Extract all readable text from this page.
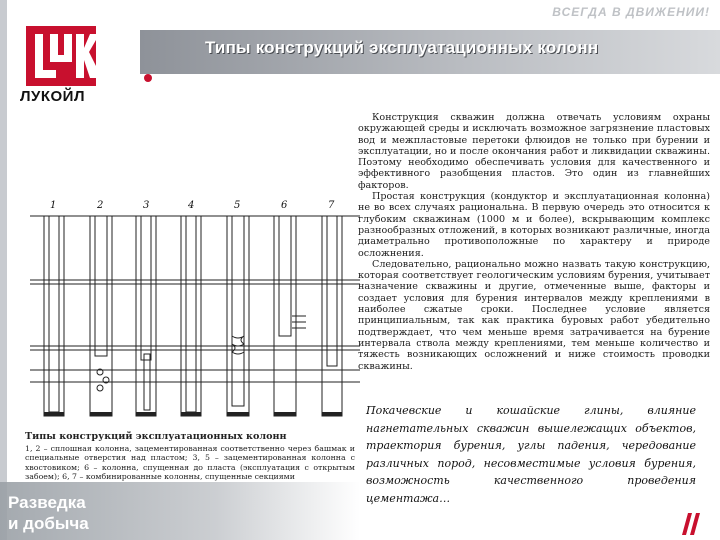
ВСЕГДА В ДВИЖЕНИИ!
Типы конструкций эксплуатационных колонн
ЛУКОЙЛ

Конструкция скважин должна отвечать условиям охраны окружающей среды и исключать возможное загрязнение пластовых вод и межпластовые перетоки флюидов не только при бурении и эксплуатации, но и после окончания работ и ликвидации скважины. Поэтому необходимо обеспечивать условия для качественного и эффективного разобщения пластов. Это один из главнейших факторов.

Простая конструкция (кондуктор и эксплуатационная колонна) не во всех случаях рациональна. В первую очередь это относится к глубоким скважинам (1000 м и более), вскрывающим комплекс разнообразных отложений, в которых возникают различные, иногда диаметрально противоположные по характеру и природе осложнения.

Следовательно, рационально можно назвать такую конструкцию, которая соответствует геологическим условиям бурения, учитывает назначение скважины и другие, отмеченные выше, факторы и создает условия для бурения интервалов между креплениями в наиболее сжатые сроки. Последнее условие является принципиальным, так как практика буровых работ убедительно подтверждает, что чем меньше время затрачивается на бурение интервала ствола между креплениями, тем меньше количество и тяжесть возникающих осложнений и ниже стоимость проводки скважины.

1	2	3	4	5	6	7
Типы конструкций эксплуатационных колонн
1, 2 – сплошная колонна, зацементированная соответственно через башмак и специальные отверстия над пластом; 3, 5 – зацементированная колонна с хвостовиком; 6 – колонна, спущенная до пласта (эксплуатация с открытым забоем); 6, 7 – комбинированные колонны, спущенные секциями
Покачевские и кошайские глины, влияние нагнетательных скважин вышележащих объектов, траектория бурения, углы падения, чередование различных пород, несовместимые условия бурения, возможность качественного проведения цементажа…
Разведка
и добыча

=== REQUIREMENT ===
Omit the pictures. Transcribe every record exactly.

=== RESPONSE ===
Extract all readable text from this page.
ВСЕГДА В ДВИЖЕНИИ!
Типы конструкций эксплуатационных колонн
ЛУКОЙЛ

Конструкция скважин должна отвечать условиям охраны окружающей среды и исключать возможное загрязнение пластовых вод и межпластовые перетоки флюидов не только при бурении и эксплуатации, но и после окончания работ и ликвидации скважины. Поэтому необходимо обеспечивать условия для качественного и эффективного разобщения пластов. Это один из главнейших факторов.

Простая конструкция (кондуктор и эксплуатационная колонна) не во всех случаях рациональна. В первую очередь это относится к глубоким скважинам (1000 м и более), вскрывающим комплекс разнообразных отложений, в которых возникают различные, иногда диаметрально противоположные по характеру и природе осложнения.

Следовательно, рационально можно назвать такую конструкцию, которая соответствует геологическим условиям бурения, учитывает назначение скважины и другие, отмеченные выше, факторы и создает условия для бурения интервалов между креплениями в наиболее сжатые сроки. Последнее условие является принципиальным, так как практика буровых работ убедительно подтверждает, что чем меньше время затрачивается на бурение интервала ствола между креплениями, тем меньше количество и тяжесть возникающих осложнений и ниже стоимость проводки скважины.

1	2	3	4	5	6	7
Типы конструкций эксплуатационных колонн
1, 2 – сплошная колонна, зацементированная соответственно через башмак и специальные отверстия над пластом; 3, 5 – зацементированная колонна с хвостовиком; 6 – колонна, спущенная до пласта (эксплуатация с открытым забоем); 6, 7 – комбинированные колонны, спущенные секциями
Покачевские и кошайские глины, влияние нагнетательных скважин вышележащих объектов, траектория бурения, углы падения, чередование различных пород, несовместимые условия бурения, возможность качественного проведения цементажа…
Разведка
и добыча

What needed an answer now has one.